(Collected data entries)
◆ ◆ ◆ ◆

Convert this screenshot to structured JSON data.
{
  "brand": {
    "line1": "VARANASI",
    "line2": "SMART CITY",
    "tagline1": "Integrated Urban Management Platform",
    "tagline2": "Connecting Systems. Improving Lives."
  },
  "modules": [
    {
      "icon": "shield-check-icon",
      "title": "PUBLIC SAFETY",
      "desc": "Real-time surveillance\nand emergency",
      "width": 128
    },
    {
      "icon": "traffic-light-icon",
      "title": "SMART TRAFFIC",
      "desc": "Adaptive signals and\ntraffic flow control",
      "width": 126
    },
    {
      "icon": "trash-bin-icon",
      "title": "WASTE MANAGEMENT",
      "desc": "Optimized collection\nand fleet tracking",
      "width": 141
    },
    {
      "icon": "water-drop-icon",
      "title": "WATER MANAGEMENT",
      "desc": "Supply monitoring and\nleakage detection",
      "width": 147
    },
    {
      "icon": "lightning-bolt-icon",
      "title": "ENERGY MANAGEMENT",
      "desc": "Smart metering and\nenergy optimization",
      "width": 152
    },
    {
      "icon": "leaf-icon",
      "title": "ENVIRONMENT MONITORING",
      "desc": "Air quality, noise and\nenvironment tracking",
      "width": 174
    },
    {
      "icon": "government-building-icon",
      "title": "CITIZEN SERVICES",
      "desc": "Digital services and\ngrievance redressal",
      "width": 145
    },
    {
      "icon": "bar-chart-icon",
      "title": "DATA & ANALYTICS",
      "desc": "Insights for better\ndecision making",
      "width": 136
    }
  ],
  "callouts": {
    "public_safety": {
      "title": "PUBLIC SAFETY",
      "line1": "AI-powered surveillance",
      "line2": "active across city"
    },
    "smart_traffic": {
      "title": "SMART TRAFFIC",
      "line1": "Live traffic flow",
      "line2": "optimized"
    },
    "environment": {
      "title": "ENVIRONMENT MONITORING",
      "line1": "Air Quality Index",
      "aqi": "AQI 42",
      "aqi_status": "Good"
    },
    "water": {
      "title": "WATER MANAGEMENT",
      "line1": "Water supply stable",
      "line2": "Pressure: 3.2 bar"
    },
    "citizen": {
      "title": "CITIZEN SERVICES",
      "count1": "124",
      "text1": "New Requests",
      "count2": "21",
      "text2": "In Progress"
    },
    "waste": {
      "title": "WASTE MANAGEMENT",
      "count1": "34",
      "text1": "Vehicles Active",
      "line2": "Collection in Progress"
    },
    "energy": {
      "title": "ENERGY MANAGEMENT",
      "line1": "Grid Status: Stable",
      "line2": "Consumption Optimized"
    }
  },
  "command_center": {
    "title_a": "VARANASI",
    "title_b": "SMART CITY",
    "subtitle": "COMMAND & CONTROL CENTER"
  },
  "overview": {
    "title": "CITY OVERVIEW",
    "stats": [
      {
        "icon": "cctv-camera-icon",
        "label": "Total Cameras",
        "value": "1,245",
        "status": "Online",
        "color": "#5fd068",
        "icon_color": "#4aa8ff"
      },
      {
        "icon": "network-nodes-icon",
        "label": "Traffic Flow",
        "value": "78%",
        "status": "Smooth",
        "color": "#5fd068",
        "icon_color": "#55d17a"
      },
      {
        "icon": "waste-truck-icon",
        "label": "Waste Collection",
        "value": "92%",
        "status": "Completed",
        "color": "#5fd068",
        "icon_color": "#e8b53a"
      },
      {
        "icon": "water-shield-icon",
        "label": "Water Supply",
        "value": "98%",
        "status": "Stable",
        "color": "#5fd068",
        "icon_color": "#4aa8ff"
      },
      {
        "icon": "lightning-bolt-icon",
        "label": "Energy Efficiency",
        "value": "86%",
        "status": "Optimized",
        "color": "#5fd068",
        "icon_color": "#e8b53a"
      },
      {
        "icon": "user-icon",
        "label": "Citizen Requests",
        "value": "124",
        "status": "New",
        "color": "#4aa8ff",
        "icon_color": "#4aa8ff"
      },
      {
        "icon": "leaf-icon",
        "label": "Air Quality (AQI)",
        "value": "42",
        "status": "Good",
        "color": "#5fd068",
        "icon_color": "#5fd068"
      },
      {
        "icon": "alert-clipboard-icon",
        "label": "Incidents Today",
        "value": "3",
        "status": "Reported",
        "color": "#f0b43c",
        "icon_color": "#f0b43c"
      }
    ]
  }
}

◆ ◆ ◆ ◆

- **Prompt**: Show every line that contains the word "nand".

- **Correct result**:
      "desc": "Real-time surveillance\nand emergency",
      "desc": "Optimized collection\nand fleet tracking",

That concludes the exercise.